### PROVIDED DATA
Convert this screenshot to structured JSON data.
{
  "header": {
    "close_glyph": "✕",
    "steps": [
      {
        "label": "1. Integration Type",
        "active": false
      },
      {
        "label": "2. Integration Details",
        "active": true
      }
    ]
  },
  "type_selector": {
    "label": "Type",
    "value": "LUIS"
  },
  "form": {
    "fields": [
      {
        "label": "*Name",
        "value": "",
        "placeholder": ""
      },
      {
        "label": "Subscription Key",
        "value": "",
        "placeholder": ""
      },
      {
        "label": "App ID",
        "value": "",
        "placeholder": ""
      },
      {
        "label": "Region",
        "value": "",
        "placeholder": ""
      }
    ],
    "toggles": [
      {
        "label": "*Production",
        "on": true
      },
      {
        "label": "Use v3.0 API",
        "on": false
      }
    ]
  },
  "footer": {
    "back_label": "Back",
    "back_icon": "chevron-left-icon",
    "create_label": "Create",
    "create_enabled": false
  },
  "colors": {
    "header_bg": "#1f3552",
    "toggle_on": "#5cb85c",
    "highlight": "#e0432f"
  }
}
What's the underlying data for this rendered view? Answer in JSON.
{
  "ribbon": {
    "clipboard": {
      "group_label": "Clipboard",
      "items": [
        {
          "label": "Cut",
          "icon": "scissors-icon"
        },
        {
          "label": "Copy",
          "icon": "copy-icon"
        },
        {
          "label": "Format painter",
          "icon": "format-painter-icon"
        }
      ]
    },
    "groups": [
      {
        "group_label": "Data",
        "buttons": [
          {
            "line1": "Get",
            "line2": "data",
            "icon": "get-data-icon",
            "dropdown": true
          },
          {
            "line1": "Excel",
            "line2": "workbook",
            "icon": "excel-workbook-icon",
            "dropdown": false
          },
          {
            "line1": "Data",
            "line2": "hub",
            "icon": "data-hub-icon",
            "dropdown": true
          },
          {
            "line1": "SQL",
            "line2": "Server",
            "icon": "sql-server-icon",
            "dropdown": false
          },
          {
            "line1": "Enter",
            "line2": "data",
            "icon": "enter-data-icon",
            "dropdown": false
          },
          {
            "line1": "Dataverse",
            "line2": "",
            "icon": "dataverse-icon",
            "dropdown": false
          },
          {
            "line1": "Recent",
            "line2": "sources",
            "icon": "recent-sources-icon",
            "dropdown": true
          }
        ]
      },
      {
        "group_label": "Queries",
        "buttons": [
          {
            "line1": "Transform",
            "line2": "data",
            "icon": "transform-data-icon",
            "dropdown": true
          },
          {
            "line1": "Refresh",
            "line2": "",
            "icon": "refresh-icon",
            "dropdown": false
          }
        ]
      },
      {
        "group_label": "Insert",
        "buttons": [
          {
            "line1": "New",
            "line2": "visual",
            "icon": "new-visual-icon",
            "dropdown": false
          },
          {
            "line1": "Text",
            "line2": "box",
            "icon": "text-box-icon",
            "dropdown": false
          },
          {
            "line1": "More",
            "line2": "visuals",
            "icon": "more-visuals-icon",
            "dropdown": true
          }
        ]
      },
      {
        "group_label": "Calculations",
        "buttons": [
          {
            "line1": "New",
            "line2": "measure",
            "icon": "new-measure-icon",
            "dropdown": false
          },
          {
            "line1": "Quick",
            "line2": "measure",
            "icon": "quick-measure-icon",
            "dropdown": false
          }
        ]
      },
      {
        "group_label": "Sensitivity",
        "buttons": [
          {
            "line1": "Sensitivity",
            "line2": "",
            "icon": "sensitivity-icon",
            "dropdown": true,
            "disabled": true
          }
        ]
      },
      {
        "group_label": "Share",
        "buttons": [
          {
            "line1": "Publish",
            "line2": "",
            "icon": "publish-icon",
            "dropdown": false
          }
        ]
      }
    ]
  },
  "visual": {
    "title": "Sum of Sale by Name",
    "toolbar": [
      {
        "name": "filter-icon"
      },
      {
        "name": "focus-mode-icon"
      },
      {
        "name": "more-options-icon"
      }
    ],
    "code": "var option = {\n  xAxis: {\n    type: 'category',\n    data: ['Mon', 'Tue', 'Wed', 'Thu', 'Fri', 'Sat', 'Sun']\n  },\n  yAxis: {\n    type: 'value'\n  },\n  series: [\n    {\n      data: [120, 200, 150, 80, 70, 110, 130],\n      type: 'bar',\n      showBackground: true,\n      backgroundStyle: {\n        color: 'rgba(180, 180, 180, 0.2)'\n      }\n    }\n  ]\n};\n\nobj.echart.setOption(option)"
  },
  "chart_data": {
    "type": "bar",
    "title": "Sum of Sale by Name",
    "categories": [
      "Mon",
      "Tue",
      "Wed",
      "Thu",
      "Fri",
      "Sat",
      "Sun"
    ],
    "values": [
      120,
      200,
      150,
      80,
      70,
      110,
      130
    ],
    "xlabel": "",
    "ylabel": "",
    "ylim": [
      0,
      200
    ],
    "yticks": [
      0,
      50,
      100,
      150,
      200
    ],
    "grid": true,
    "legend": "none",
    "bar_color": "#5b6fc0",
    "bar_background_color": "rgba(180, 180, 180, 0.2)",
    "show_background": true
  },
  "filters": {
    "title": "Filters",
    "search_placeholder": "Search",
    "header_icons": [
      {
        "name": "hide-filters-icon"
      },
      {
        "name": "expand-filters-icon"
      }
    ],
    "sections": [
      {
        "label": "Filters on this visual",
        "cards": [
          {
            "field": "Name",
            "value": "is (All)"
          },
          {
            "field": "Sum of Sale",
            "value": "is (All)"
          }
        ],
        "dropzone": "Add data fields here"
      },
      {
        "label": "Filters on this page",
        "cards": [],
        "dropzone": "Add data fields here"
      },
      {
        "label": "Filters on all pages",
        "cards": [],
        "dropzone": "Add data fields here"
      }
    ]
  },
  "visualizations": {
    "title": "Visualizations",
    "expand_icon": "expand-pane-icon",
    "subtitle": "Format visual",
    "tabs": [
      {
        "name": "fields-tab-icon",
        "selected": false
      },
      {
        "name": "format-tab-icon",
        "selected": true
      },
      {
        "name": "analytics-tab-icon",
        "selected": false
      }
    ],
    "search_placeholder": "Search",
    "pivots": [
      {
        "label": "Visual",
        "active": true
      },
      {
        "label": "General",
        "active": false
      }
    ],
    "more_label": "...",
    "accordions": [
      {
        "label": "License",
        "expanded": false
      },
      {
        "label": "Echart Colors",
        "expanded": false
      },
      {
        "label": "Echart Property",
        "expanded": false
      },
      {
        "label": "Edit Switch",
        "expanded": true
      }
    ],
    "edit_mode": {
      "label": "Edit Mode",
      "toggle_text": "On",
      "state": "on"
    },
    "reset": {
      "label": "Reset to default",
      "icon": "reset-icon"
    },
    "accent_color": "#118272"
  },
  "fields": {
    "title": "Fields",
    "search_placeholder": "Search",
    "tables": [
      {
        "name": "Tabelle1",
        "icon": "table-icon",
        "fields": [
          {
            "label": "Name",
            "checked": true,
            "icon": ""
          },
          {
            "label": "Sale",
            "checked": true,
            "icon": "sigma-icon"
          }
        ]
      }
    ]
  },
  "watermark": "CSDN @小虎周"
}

### STATED GOAL
Please quote every record above exactly as it appears.

### EXERCISE OUTPUT
Convert this screenshot to structured JSON data.
{
  "header": {
    "close_glyph": "✕",
    "steps": [
      {
        "label": "1. Integration Type",
        "active": false
      },
      {
        "label": "2. Integration Details",
        "active": true
      }
    ]
  },
  "type_selector": {
    "label": "Type",
    "value": "LUIS"
  },
  "form": {
    "fields": [
      {
        "label": "*Name",
        "value": "",
        "placeholder": ""
      },
      {
        "label": "Subscription Key",
        "value": "",
        "placeholder": ""
      },
      {
        "label": "App ID",
        "value": "",
        "placeholder": ""
      },
      {
        "label": "Region",
        "value": "",
        "placeholder": ""
      }
    ],
    "toggles": [
      {
        "label": "*Production",
        "on": true
      },
      {
        "label": "Use v3.0 API",
        "on": false
      }
    ]
  },
  "footer": {
    "back_label": "Back",
    "back_icon": "chevron-left-icon",
    "create_label": "Create",
    "create_enabled": false
  },
  "colors": {
    "header_bg": "#1f3552",
    "toggle_on": "#5cb85c",
    "highlight": "#e0432f"
  }
}
What's the underlying data for this rendered view? Answer in JSON.
{
  "ribbon": {
    "clipboard": {
      "group_label": "Clipboard",
      "items": [
        {
          "label": "Cut",
          "icon": "scissors-icon"
        },
        {
          "label": "Copy",
          "icon": "copy-icon"
        },
        {
          "label": "Format painter",
          "icon": "format-painter-icon"
        }
      ]
    },
    "groups": [
      {
        "group_label": "Data",
        "buttons": [
          {
            "line1": "Get",
            "line2": "data",
            "icon": "get-data-icon",
            "dropdown": true
          },
          {
            "line1": "Excel",
            "line2": "workbook",
            "icon": "excel-workbook-icon",
            "dropdown": false
          },
          {
            "line1": "Data",
            "line2": "hub",
            "icon": "data-hub-icon",
            "dropdown": true
          },
          {
            "line1": "SQL",
            "line2": "Server",
            "icon": "sql-server-icon",
            "dropdown": false
          },
          {
            "line1": "Enter",
            "line2": "data",
            "icon": "enter-data-icon",
            "dropdown": false
          },
          {
            "line1": "Dataverse",
            "line2": "",
            "icon": "dataverse-icon",
            "dropdown": false
          },
          {
            "line1": "Recent",
            "line2": "sources",
            "icon": "recent-sources-icon",
            "dropdown": true
          }
        ]
      },
      {
        "group_label": "Queries",
        "buttons": [
          {
            "line1": "Transform",
            "line2": "data",
            "icon": "transform-data-icon",
            "dropdown": true
          },
          {
            "line1": "Refresh",
            "line2": "",
            "icon": "refresh-icon",
            "dropdown": false
          }
        ]
      },
      {
        "group_label": "Insert",
        "buttons": [
          {
            "line1": "New",
            "line2": "visual",
            "icon": "new-visual-icon",
            "dropdown": false
          },
          {
            "line1": "Text",
            "line2": "box",
            "icon": "text-box-icon",
            "dropdown": false
          },
          {
            "line1": "More",
            "line2": "visuals",
            "icon": "more-visuals-icon",
            "dropdown": true
          }
        ]
      },
      {
        "group_label": "Calculations",
        "buttons": [
          {
            "line1": "New",
            "line2": "measure",
            "icon": "new-measure-icon",
            "dropdown": false
          },
          {
            "line1": "Quick",
            "line2": "measure",
            "icon": "quick-measure-icon",
            "dropdown": false
          }
        ]
      },
      {
        "group_label": "Sensitivity",
        "buttons": [
          {
            "line1": "Sensitivity",
            "line2": "",
            "icon": "sensitivity-icon",
            "dropdown": true,
            "disabled": true
          }
        ]
      },
      {
        "group_label": "Share",
        "buttons": [
          {
            "line1": "Publish",
            "line2": "",
            "icon": "publish-icon",
            "dropdown": false
          }
        ]
      }
    ]
  },
  "visual": {
    "title": "Sum of Sale by Name",
    "toolbar": [
      {
        "name": "filter-icon"
      },
      {
        "name": "focus-mode-icon"
      },
      {
        "name": "more-options-icon"
      }
    ],
    "code": "var option = {\n  xAxis: {\n    type: 'category',\n    data: ['Mon', 'Tue', 'Wed', 'Thu', 'Fri', 'Sat', 'Sun']\n  },\n  yAxis: {\n    type: 'value'\n  },\n  series: [\n    {\n      data: [120, 200, 150, 80, 70, 110, 130],\n      type: 'bar',\n      showBackground: true,\n      backgroundStyle: {\n        color: 'rgba(180, 180, 180, 0.2)'\n      }\n    }\n  ]\n};\n\nobj.echart.setOption(option)"
  },
  "chart_data": {
    "type": "bar",
    "title": "Sum of Sale by Name",
    "categories": [
      "Mon",
      "Tue",
      "Wed",
      "Thu",
      "Fri",
      "Sat",
      "Sun"
    ],
    "values": [
      120,
      200,
      150,
      80,
      70,
      110,
      130
    ],
    "xlabel": "",
    "ylabel": "",
    "ylim": [
      0,
      200
    ],
    "yticks": [
      0,
      50,
      100,
      150,
      200
    ],
    "grid": true,
    "legend": "none",
    "bar_color": "#5b6fc0",
    "bar_background_color": "rgba(180, 180, 180, 0.2)",
    "show_background": true
  },
  "filters": {
    "title": "Filters",
    "search_placeholder": "Search",
    "header_icons": [
      {
        "name": "hide-filters-icon"
      },
      {
        "name": "expand-filters-icon"
      }
    ],
    "sections": [
      {
        "label": "Filters on this visual",
        "cards": [
          {
            "field": "Name",
            "value": "is (All)"
          },
          {
            "field": "Sum of Sale",
            "value": "is (All)"
          }
        ],
        "dropzone": "Add data fields here"
      },
      {
        "label": "Filters on this page",
        "cards": [],
        "dropzone": "Add data fields here"
      },
      {
        "label": "Filters on all pages",
        "cards": [],
        "dropzone": "Add data fields here"
      }
    ]
  },
  "visualizations": {
    "title": "Visualizations",
    "expand_icon": "expand-pane-icon",
    "subtitle": "Format visual",
    "tabs": [
      {
        "name": "fields-tab-icon",
        "selected": false
      },
      {
        "name": "format-tab-icon",
        "selected": true
      },
      {
        "name": "analytics-tab-icon",
        "selected": false
      }
    ],
    "search_placeholder": "Search",
    "pivots": [
      {
        "label": "Visual",
        "active": true
      },
      {
        "label": "General",
        "active": false
      }
    ],
    "more_label": "...",
    "accordions": [
      {
        "label": "License",
        "expanded": false
      },
      {
        "label": "Echart Colors",
        "expanded": false
      },
      {
        "label": "Echart Property",
        "expanded": false
      },
      {
        "label": "Edit Switch",
        "expanded": true
      }
    ],
    "edit_mode": {
      "label": "Edit Mode",
      "toggle_text": "On",
      "state": "on"
    },
    "reset": {
      "label": "Reset to default",
      "icon": "reset-icon"
    },
    "accent_color": "#118272"
  },
  "fields": {
    "title": "Fields",
    "search_placeholder": "Search",
    "tables": [
      {
        "name": "Tabelle1",
        "icon": "table-icon",
        "fields": [
          {
            "label": "Name",
            "checked": true,
            "icon": ""
          },
          {
            "label": "Sale",
            "checked": true,
            "icon": "sigma-icon"
          }
        ]
      }
    ]
  },
  "watermark": "CSDN @小虎周"
}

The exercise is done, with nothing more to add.